**Required work:** Pick out each line containing the string "iMessage".

**Material provided:**
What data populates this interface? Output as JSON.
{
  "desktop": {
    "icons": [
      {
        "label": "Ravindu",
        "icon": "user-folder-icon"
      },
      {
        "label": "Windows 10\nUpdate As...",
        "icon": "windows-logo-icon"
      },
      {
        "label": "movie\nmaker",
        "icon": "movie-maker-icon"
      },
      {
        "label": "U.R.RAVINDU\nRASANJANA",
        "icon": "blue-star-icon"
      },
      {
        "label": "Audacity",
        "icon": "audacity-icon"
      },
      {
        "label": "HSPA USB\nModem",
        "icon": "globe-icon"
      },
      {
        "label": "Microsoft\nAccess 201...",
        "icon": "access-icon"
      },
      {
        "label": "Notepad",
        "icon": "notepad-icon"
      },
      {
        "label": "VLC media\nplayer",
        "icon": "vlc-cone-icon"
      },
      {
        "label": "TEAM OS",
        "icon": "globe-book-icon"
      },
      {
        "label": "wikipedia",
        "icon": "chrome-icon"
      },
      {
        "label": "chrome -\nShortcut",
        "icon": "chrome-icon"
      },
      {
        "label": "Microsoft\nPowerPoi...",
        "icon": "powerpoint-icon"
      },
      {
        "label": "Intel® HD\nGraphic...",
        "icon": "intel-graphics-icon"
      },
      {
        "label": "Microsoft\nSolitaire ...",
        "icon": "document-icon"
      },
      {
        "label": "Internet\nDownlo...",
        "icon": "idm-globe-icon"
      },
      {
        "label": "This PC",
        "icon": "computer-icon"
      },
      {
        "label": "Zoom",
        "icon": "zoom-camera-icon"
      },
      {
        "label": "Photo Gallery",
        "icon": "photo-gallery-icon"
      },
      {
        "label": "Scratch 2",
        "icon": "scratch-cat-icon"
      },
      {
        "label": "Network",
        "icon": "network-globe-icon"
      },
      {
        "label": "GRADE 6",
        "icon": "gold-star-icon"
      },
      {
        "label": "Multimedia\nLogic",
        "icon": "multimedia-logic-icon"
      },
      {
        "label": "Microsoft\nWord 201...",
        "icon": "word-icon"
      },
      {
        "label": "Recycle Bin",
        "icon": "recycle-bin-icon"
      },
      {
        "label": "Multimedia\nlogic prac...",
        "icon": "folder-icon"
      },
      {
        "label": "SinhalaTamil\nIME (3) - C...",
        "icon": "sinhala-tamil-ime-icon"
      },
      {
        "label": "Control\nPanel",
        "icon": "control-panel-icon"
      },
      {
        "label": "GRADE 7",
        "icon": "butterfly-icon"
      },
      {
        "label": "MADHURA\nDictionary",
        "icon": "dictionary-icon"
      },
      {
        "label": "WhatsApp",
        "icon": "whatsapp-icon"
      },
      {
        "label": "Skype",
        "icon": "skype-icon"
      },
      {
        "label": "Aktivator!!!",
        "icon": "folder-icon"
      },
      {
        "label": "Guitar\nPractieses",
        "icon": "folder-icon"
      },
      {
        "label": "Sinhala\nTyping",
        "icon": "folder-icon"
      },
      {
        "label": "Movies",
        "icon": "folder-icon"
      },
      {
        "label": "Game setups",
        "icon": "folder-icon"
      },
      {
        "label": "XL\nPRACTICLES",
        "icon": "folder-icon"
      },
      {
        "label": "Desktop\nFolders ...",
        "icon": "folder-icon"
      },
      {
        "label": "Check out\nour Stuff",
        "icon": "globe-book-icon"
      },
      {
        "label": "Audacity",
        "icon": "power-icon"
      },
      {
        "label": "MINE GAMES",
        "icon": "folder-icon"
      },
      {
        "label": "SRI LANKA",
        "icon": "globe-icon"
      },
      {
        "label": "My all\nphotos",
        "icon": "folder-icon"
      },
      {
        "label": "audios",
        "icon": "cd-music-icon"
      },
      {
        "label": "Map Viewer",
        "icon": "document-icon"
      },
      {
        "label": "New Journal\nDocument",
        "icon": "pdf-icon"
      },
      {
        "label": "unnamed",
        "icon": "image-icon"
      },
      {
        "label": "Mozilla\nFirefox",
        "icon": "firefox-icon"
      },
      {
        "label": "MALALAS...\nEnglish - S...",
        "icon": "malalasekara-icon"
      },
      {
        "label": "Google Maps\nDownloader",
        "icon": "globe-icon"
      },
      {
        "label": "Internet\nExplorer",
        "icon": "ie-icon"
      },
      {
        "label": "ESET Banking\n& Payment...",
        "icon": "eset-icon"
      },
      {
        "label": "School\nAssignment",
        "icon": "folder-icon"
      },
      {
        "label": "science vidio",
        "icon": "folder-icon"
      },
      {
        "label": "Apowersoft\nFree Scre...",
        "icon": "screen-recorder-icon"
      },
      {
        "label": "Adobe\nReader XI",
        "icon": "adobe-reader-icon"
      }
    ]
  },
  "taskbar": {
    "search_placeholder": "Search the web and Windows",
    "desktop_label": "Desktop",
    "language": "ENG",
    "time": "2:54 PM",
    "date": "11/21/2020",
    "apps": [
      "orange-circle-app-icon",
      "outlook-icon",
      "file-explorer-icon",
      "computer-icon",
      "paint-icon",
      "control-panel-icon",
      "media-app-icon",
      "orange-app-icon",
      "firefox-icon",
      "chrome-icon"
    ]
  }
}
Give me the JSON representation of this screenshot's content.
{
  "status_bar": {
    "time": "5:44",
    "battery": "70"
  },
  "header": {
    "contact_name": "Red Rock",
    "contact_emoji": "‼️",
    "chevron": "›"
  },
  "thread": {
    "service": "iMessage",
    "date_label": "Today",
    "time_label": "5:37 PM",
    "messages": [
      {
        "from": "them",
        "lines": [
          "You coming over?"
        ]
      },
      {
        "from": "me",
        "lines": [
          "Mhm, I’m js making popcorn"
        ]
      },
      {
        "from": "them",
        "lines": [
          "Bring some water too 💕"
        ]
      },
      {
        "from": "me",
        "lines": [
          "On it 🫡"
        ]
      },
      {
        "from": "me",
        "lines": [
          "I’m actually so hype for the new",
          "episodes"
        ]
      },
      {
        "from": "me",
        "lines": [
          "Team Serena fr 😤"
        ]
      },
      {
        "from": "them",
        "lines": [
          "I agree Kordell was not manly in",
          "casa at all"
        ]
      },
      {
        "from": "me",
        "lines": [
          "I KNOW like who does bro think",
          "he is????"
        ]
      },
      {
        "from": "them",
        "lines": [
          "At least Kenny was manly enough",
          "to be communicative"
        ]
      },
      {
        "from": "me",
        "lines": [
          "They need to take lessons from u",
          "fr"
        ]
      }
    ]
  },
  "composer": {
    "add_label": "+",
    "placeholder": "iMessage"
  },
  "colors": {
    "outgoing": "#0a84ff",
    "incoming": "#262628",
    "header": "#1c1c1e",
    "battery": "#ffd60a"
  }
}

**Task output:**
    "service": "iMessage",
    "placeholder": "iMessage"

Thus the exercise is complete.